**What is asked**
No images are to be carried over; print all other material exactly as it stands.

Rows from a figure dataset:
********************

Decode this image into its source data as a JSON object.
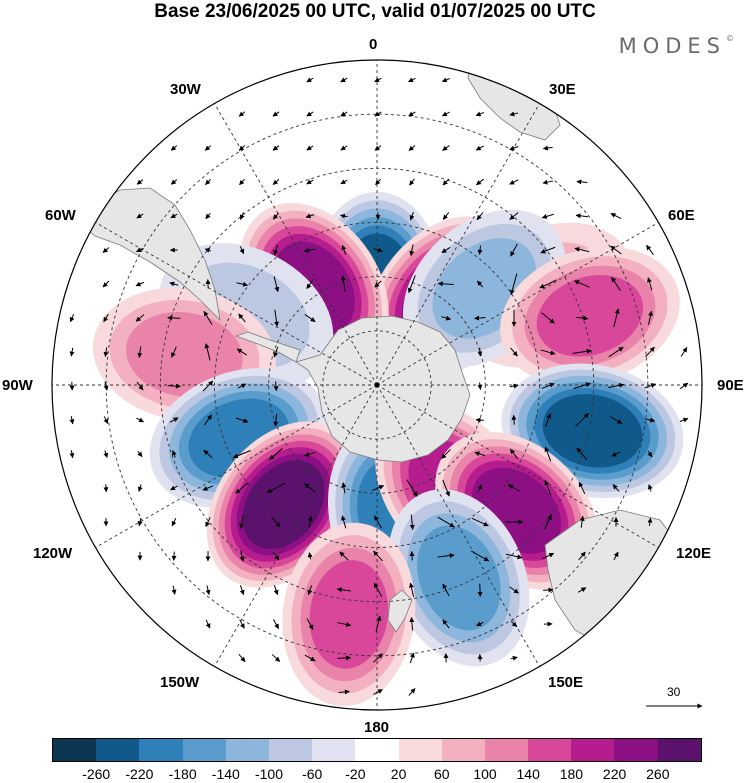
{
  "title": "Base 23/06/2025 00 UTC, valid 01/07/2025 00 UTC",
  "brand": "MODES",
  "brand_mark": "©",
  "longitude_labels": {
    "lon_0": "0",
    "lon_30e": "30E",
    "lon_60e": "60E",
    "lon_90e": "90E",
    "lon_120e": "120E",
    "lon_150e": "150E",
    "lon_180": "180",
    "lon_150w": "150W",
    "lon_120w": "120W",
    "lon_90w": "90W",
    "lon_60w": "60W",
    "lon_30w": "30W"
  },
  "reference_vector_label": "30",
  "colorbar": {
    "colors": [
      "#0b3551",
      "#0f5a8a",
      "#2f7fb8",
      "#5a9dcc",
      "#8db6dc",
      "#bcc7e2",
      "#e0e2ef",
      "#ffffff",
      "#f8dadd",
      "#f2b0c0",
      "#e983aa",
      "#d9479a",
      "#b51d8e",
      "#8c0f84",
      "#5a126d"
    ],
    "tick_labels": [
      "-260",
      "-220",
      "-180",
      "-140",
      "-100",
      "-60",
      "-20",
      "20",
      "60",
      "100",
      "140",
      "180",
      "220",
      "260"
    ]
  },
  "anomaly_centers": [
    {
      "lon": 0,
      "colat": 28,
      "value": -240
    },
    {
      "lon": 38,
      "colat": 30,
      "value": 240
    },
    {
      "lon": -33,
      "colat": 32,
      "value": 220
    },
    {
      "lon": -62,
      "colat": 41,
      "value": -80
    },
    {
      "lon": 62,
      "colat": 53,
      "value": 60
    },
    {
      "lon": 48,
      "colat": 40,
      "value": -120
    },
    {
      "lon": 72,
      "colat": 62,
      "value": 150
    },
    {
      "lon": 102,
      "colat": 61,
      "value": -230
    },
    {
      "lon": -81,
      "colat": 54,
      "value": 130
    },
    {
      "lon": -111,
      "colat": 41,
      "value": -200
    },
    {
      "lon": -142,
      "colat": 42,
      "value": 260
    },
    {
      "lon": 172,
      "colat": 35,
      "value": -200
    },
    {
      "lon": 144,
      "colat": 35,
      "value": 200
    },
    {
      "lon": 132,
      "colat": 52,
      "value": 240
    },
    {
      "lon": 157,
      "colat": 58,
      "value": -160
    },
    {
      "lon": -173,
      "colat": 64,
      "value": 150
    }
  ]
}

********************

**Finished task**
Decode this image into its source data as a JSON object.
{
  "title": "Base 23/06/2025 00 UTC, valid 01/07/2025 00 UTC",
  "brand": "MODES",
  "brand_mark": "©",
  "longitude_labels": {
    "lon_0": "0",
    "lon_30e": "30E",
    "lon_60e": "60E",
    "lon_90e": "90E",
    "lon_120e": "120E",
    "lon_150e": "150E",
    "lon_180": "180",
    "lon_150w": "150W",
    "lon_120w": "120W",
    "lon_90w": "90W",
    "lon_60w": "60W",
    "lon_30w": "30W"
  },
  "reference_vector_label": "30",
  "colorbar": {
    "colors": [
      "#0b3551",
      "#0f5a8a",
      "#2f7fb8",
      "#5a9dcc",
      "#8db6dc",
      "#bcc7e2",
      "#e0e2ef",
      "#ffffff",
      "#f8dadd",
      "#f2b0c0",
      "#e983aa",
      "#d9479a",
      "#b51d8e",
      "#8c0f84",
      "#5a126d"
    ],
    "tick_labels": [
      "-260",
      "-220",
      "-180",
      "-140",
      "-100",
      "-60",
      "-20",
      "20",
      "60",
      "100",
      "140",
      "180",
      "220",
      "260"
    ]
  },
  "anomaly_centers": [
    {
      "lon": 0,
      "colat": 28,
      "value": -240
    },
    {
      "lon": 38,
      "colat": 30,
      "value": 240
    },
    {
      "lon": -33,
      "colat": 32,
      "value": 220
    },
    {
      "lon": -62,
      "colat": 41,
      "value": -80
    },
    {
      "lon": 62,
      "colat": 53,
      "value": 60
    },
    {
      "lon": 48,
      "colat": 40,
      "value": -120
    },
    {
      "lon": 72,
      "colat": 62,
      "value": 150
    },
    {
      "lon": 102,
      "colat": 61,
      "value": -230
    },
    {
      "lon": -81,
      "colat": 54,
      "value": 130
    },
    {
      "lon": -111,
      "colat": 41,
      "value": -200
    },
    {
      "lon": -142,
      "colat": 42,
      "value": 260
    },
    {
      "lon": 172,
      "colat": 35,
      "value": -200
    },
    {
      "lon": 144,
      "colat": 35,
      "value": 200
    },
    {
      "lon": 132,
      "colat": 52,
      "value": 240
    },
    {
      "lon": 157,
      "colat": 58,
      "value": -160
    },
    {
      "lon": -173,
      "colat": 64,
      "value": 150
    }
  ]
}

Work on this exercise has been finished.